■ Saved entries:
[START]
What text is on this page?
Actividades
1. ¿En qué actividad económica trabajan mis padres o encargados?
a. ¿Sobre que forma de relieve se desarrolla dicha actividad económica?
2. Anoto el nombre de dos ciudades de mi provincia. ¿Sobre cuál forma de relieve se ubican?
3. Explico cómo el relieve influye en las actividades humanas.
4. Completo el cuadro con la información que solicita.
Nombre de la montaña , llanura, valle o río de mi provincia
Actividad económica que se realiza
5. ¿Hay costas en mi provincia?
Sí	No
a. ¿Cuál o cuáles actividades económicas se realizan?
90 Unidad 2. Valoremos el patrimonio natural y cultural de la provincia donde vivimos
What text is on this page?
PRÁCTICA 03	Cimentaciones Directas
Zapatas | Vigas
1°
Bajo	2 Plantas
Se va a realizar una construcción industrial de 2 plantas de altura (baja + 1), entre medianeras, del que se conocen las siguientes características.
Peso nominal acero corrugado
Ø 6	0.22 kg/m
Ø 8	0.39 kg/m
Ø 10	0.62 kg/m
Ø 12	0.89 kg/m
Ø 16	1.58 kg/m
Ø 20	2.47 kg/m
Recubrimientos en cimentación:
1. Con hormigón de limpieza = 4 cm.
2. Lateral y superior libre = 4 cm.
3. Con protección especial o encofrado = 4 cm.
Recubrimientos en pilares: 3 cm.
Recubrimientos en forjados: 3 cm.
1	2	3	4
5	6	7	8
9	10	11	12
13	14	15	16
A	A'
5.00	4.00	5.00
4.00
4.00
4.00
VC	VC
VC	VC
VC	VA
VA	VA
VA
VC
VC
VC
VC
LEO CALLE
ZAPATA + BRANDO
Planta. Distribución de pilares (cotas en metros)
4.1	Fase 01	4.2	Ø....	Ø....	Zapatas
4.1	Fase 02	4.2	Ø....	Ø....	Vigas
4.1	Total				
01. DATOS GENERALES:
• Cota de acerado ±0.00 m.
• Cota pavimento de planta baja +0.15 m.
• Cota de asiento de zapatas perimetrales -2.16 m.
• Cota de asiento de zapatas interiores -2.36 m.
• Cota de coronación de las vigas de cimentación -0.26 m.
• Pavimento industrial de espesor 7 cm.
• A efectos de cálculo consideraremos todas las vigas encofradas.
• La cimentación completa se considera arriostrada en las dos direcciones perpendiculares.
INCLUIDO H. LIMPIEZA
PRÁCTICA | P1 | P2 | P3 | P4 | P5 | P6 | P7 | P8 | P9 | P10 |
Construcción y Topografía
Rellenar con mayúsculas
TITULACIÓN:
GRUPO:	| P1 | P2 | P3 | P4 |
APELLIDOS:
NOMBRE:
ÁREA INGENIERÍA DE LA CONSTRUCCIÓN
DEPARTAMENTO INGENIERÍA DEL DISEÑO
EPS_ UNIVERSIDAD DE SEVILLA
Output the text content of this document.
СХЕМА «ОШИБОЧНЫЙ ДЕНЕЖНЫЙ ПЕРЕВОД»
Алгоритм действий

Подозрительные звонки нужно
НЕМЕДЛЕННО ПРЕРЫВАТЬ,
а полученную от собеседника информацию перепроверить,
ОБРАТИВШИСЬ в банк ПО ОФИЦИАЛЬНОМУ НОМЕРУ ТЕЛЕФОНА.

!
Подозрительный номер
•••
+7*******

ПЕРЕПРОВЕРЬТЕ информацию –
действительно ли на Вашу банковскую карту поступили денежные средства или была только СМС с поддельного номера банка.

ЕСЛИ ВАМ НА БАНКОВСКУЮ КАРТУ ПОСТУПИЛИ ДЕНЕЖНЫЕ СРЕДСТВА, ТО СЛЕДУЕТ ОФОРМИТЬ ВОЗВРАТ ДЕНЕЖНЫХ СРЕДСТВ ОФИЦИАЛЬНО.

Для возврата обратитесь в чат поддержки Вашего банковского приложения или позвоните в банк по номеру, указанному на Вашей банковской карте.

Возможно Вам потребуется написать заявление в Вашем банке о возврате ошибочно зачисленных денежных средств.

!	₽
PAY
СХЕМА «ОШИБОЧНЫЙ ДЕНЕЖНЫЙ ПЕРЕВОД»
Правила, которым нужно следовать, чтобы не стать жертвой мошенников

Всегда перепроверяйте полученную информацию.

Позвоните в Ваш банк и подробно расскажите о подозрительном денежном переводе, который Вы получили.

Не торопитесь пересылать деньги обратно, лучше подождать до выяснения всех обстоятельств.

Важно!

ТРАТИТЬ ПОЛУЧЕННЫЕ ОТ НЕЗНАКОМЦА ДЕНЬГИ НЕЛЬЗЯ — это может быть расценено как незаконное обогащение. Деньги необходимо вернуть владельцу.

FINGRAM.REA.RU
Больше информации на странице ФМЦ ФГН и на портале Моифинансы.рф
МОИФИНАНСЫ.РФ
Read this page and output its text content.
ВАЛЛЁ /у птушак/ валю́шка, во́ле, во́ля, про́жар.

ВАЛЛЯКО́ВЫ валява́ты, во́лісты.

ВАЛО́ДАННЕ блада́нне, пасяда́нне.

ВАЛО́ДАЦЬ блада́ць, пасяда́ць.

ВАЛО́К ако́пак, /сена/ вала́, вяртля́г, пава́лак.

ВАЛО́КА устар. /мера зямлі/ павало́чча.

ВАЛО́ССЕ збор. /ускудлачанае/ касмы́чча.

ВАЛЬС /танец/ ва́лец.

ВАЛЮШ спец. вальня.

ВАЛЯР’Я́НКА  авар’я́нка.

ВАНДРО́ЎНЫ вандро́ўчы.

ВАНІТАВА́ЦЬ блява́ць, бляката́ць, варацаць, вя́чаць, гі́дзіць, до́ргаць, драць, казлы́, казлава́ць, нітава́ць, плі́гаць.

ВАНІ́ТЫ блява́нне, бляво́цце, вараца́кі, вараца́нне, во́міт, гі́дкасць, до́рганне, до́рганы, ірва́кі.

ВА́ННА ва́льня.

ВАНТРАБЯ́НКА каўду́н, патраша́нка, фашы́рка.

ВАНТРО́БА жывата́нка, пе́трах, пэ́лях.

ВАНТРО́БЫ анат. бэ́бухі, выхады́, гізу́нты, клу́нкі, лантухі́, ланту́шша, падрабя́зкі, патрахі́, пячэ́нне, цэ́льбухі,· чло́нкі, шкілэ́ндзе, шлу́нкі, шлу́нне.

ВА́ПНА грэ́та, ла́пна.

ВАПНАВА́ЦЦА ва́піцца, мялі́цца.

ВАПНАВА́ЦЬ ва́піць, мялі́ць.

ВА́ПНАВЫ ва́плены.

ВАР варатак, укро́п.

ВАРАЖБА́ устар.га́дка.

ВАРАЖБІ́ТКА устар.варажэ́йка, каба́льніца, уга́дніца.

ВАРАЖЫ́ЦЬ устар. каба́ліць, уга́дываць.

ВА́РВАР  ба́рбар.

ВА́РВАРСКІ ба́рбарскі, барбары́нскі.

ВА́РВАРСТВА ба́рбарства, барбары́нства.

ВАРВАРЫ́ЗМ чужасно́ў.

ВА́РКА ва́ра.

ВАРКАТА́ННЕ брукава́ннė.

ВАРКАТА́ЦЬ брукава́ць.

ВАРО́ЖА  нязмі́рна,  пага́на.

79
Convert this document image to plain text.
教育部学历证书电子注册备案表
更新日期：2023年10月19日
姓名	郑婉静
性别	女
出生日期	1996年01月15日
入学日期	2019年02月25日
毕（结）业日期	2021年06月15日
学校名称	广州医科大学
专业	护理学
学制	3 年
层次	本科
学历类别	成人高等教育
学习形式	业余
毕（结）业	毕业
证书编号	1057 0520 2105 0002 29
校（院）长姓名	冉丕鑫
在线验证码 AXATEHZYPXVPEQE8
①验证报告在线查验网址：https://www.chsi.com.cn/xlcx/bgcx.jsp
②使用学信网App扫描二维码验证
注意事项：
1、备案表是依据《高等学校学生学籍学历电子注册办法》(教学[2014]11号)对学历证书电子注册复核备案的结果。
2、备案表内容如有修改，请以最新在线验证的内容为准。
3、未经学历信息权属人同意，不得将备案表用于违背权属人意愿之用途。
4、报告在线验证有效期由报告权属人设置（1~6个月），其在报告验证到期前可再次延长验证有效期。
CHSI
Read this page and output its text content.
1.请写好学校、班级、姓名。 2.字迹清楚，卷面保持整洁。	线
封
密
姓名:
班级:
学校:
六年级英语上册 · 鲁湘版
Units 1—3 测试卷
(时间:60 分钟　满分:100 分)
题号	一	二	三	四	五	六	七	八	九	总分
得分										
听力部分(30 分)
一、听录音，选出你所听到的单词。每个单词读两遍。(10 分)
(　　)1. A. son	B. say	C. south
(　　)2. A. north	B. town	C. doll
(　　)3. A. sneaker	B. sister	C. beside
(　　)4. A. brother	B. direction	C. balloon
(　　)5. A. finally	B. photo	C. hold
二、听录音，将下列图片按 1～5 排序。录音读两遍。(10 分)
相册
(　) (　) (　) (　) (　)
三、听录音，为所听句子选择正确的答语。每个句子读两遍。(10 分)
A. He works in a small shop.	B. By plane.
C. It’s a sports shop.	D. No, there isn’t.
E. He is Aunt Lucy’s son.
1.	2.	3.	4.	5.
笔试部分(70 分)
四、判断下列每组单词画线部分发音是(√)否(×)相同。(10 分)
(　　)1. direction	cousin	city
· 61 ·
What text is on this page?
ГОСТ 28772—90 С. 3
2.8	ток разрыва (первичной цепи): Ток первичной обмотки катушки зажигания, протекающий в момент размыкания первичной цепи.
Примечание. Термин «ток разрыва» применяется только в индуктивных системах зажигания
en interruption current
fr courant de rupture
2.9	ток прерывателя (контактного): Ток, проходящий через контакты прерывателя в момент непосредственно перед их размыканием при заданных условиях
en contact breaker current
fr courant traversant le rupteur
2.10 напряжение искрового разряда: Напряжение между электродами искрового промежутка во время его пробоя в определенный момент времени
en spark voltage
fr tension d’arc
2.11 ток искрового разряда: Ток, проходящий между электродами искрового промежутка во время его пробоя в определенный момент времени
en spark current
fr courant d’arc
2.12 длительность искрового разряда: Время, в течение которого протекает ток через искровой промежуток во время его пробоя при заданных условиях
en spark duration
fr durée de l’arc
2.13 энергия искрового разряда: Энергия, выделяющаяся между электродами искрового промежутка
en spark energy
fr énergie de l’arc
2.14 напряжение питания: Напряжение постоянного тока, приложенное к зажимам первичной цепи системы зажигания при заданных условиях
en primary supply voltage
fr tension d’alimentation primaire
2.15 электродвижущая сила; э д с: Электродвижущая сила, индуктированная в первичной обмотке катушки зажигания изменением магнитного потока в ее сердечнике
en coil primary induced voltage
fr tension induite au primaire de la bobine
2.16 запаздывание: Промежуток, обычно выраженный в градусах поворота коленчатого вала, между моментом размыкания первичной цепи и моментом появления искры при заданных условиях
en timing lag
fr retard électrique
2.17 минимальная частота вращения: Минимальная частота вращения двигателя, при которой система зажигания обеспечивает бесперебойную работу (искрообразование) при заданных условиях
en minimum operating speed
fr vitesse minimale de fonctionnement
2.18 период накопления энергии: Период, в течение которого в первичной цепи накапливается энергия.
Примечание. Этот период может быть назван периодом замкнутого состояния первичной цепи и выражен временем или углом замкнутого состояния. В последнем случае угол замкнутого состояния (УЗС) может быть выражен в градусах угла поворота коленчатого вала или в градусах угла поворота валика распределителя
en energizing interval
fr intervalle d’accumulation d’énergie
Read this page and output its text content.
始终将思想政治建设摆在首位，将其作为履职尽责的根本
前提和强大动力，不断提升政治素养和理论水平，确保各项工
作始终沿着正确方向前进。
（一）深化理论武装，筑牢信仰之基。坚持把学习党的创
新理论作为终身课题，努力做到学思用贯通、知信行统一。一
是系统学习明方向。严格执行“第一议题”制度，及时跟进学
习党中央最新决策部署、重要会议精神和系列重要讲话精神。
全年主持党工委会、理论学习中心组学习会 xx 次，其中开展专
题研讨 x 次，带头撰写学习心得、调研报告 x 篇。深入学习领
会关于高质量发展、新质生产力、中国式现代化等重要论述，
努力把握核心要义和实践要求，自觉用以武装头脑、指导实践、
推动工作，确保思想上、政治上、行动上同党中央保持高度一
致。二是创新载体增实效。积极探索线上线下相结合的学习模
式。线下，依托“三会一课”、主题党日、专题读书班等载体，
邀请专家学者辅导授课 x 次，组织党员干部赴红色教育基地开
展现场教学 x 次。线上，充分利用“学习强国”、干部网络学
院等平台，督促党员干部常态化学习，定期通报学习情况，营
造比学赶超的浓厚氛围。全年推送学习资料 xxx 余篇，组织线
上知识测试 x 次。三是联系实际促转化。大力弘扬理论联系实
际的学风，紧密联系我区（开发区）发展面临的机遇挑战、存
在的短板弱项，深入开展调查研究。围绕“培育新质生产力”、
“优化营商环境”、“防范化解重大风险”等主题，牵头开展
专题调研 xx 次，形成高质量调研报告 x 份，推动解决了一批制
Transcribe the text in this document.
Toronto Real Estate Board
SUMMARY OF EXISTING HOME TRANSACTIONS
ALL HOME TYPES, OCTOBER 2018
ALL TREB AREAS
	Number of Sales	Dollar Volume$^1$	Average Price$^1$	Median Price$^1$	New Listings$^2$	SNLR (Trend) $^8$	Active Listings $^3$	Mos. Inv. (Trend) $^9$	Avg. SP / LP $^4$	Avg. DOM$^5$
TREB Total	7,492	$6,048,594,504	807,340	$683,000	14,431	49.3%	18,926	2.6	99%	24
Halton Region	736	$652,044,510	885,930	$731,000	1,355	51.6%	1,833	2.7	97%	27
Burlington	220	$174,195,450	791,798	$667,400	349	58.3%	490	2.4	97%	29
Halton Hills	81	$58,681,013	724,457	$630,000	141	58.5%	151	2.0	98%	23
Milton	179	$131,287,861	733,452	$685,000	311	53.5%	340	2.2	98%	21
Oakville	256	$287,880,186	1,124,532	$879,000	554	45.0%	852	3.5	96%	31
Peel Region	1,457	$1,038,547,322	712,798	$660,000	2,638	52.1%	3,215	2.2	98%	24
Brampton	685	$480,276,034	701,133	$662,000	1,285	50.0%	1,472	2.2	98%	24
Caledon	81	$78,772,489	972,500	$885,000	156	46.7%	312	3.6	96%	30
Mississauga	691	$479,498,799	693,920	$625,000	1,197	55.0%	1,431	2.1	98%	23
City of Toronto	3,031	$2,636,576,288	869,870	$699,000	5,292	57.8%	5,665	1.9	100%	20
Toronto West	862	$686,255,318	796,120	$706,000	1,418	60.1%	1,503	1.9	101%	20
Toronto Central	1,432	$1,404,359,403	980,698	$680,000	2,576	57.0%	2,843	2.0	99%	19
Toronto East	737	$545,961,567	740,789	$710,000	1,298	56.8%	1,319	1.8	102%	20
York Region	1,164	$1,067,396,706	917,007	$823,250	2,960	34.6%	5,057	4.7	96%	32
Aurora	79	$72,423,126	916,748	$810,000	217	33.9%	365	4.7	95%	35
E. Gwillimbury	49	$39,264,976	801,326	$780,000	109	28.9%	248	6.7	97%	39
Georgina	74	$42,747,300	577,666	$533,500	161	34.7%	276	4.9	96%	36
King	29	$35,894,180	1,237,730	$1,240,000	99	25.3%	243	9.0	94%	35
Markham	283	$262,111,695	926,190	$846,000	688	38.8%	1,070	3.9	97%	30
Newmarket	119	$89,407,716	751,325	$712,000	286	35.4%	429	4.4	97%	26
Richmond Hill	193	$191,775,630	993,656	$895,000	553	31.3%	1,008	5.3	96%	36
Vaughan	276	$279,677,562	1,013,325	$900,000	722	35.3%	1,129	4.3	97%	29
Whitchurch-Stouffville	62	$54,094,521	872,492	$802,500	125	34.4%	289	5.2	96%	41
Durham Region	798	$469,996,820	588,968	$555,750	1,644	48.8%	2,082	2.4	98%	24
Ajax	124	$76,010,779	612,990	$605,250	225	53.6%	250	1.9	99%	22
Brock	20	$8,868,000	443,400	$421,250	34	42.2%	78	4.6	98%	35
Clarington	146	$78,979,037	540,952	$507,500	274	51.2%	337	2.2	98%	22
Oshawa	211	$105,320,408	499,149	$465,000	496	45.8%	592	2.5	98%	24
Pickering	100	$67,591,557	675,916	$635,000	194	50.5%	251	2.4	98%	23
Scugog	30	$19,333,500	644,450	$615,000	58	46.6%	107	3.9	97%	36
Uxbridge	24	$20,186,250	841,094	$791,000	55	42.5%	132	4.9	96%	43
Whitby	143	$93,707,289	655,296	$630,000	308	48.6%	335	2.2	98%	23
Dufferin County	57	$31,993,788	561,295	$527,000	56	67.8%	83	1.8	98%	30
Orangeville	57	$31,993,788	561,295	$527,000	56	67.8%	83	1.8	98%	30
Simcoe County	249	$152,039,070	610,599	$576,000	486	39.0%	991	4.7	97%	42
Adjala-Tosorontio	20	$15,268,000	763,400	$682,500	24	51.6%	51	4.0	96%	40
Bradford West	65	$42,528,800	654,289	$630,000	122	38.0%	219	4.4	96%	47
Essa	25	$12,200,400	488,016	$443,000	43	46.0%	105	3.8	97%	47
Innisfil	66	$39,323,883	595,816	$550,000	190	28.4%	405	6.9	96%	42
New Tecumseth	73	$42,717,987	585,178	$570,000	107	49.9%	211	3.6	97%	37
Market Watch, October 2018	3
[END]
■ THE EXERCISE: Among the lines of the material, find those that hold the word "Примечание" and copy them.

■ EXERCISE OUTPUT:
Примечание. Термин «ток разрыва» применяется только в индуктивных системах зажигания
Примечание. Этот период может быть назван периодом замкнутого состояния первичной цепи и выражен временем или углом замкнутого состояния. В последнем случае угол замкнутого состояния (УЗС) может быть выражен в градусах угла поворота коленчатого вала или в градусах угла поворота валика распределителя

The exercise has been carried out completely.